Exercise details – Look over the lines below. Report each one that includes the string "screenshot".

Data for this task –
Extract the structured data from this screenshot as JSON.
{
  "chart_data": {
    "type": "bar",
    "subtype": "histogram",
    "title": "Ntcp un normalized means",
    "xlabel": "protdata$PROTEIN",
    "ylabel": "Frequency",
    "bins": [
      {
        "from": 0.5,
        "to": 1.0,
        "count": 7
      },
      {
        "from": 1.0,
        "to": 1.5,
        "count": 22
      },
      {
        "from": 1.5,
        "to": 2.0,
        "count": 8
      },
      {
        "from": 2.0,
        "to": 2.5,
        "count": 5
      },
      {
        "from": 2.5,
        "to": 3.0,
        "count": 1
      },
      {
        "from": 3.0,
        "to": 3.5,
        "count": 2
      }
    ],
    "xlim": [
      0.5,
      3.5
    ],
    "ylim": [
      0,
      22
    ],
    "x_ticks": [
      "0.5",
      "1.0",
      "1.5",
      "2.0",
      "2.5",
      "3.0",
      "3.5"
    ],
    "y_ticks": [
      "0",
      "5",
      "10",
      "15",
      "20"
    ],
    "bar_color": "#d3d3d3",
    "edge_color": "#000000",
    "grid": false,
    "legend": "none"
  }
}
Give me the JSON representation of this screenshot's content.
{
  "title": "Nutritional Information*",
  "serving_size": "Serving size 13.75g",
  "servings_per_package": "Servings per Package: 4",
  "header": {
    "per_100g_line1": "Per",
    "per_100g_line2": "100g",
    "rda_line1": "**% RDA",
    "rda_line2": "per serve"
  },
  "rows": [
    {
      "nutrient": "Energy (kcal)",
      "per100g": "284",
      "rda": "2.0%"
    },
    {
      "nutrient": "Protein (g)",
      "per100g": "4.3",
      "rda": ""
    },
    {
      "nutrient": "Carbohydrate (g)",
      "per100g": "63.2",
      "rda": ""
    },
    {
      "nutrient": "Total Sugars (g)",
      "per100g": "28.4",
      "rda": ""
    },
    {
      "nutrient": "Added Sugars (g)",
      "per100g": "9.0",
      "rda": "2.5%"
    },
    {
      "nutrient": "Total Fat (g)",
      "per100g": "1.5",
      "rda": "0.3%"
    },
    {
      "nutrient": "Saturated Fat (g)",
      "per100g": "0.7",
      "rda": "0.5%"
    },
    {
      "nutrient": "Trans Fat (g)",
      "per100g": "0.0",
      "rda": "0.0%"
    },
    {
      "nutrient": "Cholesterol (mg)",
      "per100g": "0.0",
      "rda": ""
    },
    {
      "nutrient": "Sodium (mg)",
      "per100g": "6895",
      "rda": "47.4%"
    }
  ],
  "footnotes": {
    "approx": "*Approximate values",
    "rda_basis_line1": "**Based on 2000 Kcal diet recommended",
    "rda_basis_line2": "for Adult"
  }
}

Response to this exercise –
Extract the structured data from this screenshot as JSON.
Give me the JSON representation of this screenshot's content.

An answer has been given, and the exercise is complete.